Exercise: Leaving out the pictures, transcribe all of the records faithfully.

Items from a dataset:

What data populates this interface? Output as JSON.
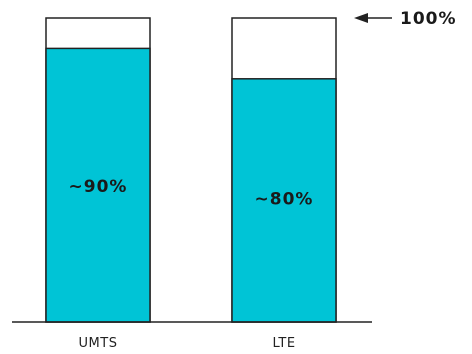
{
  "chart_data": {
    "type": "bar",
    "stacked_to_total": true,
    "categories": [
      "UMTS",
      "LTE"
    ],
    "values": [
      90,
      80
    ],
    "total": 100,
    "value_labels": [
      "~90%",
      "~80%"
    ],
    "reference_label": "100%",
    "ylim": [
      0,
      100
    ],
    "grid": false,
    "legend": "none",
    "colors": {
      "fill": "#00c4d6",
      "remainder": "#ffffff",
      "outline": "#222222",
      "axis": "#222222",
      "text": "#1a1a1a"
    }
  }
}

Result for this exercise:
What data populates this interface? Output as JSON.
{
  "chart_data": {
    "type": "bar",
    "stacked_to_total": true,
    "categories": [
      "UMTS",
      "LTE"
    ],
    "values": [
      90,
      80
    ],
    "total": 100,
    "value_labels": [
      "~90%",
      "~80%"
    ],
    "reference_label": "100%",
    "ylim": [
      0,
      100
    ],
    "grid": false,
    "legend": "none",
    "colors": {
      "fill": "#00c4d6",
      "remainder": "#ffffff",
      "outline": "#222222",
      "axis": "#222222",
      "text": "#1a1a1a"
    }
  }
}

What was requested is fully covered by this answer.